§ Problem requirements
Output the data below in full, byte for byte. Nothing may differ.

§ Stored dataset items
════════════════
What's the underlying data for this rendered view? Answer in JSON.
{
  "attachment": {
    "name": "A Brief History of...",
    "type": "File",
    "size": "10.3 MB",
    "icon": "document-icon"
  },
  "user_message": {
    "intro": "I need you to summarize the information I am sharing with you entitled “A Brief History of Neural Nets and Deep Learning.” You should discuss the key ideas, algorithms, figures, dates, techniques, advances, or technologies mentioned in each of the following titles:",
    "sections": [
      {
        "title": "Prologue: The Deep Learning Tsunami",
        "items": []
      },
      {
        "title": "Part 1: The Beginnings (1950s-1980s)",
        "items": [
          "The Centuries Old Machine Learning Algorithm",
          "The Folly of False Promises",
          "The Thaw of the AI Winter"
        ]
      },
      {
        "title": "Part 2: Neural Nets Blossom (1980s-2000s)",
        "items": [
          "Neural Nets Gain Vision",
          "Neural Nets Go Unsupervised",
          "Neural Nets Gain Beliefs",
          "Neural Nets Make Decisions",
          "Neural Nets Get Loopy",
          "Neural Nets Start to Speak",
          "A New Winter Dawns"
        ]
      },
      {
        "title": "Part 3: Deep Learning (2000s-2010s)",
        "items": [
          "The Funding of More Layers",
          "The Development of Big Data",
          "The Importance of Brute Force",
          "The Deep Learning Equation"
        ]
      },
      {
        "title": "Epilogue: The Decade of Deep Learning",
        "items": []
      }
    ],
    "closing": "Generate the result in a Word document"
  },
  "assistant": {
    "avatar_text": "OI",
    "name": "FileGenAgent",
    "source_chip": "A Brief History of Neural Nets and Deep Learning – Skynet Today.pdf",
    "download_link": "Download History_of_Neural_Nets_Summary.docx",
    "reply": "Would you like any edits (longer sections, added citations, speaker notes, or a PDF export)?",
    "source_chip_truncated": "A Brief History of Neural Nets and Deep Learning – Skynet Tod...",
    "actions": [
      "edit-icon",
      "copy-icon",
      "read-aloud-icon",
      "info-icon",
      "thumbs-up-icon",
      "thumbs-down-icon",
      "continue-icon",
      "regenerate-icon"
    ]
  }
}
════════════════
§ Exercise answer
What's the underlying data for this rendered view? Answer in JSON.
{
  "attachment": {
    "name": "A Brief History of...",
    "type": "File",
    "size": "10.3 MB",
    "icon": "document-icon"
  },
  "user_message": {
    "intro": "I need you to summarize the information I am sharing with you entitled “A Brief History of Neural Nets and Deep Learning.” You should discuss the key ideas, algorithms, figures, dates, techniques, advances, or technologies mentioned in each of the following titles:",
    "sections": [
      {
        "title": "Prologue: The Deep Learning Tsunami",
        "items": []
      },
      {
        "title": "Part 1: The Beginnings (1950s-1980s)",
        "items": [
          "The Centuries Old Machine Learning Algorithm",
          "The Folly of False Promises",
          "The Thaw of the AI Winter"
        ]
      },
      {
        "title": "Part 2: Neural Nets Blossom (1980s-2000s)",
        "items": [
          "Neural Nets Gain Vision",
          "Neural Nets Go Unsupervised",
          "Neural Nets Gain Beliefs",
          "Neural Nets Make Decisions",
          "Neural Nets Get Loopy",
          "Neural Nets Start to Speak",
          "A New Winter Dawns"
        ]
      },
      {
        "title": "Part 3: Deep Learning (2000s-2010s)",
        "items": [
          "The Funding of More Layers",
          "The Development of Big Data",
          "The Importance of Brute Force",
          "The Deep Learning Equation"
        ]
      },
      {
        "title": "Epilogue: The Decade of Deep Learning",
        "items": []
      }
    ],
    "closing": "Generate the result in a Word document"
  },
  "assistant": {
    "avatar_text": "OI",
    "name": "FileGenAgent",
    "source_chip": "A Brief History of Neural Nets and Deep Learning – Skynet Today.pdf",
    "download_link": "Download History_of_Neural_Nets_Summary.docx",
    "reply": "Would you like any edits (longer sections, added citations, speaker notes, or a PDF export)?",
    "source_chip_truncated": "A Brief History of Neural Nets and Deep Learning – Skynet Tod...",
    "actions": [
      "edit-icon",
      "copy-icon",
      "read-aloud-icon",
      "info-icon",
      "thumbs-up-icon",
      "thumbs-down-icon",
      "continue-icon",
      "regenerate-icon"
    ]
  }
}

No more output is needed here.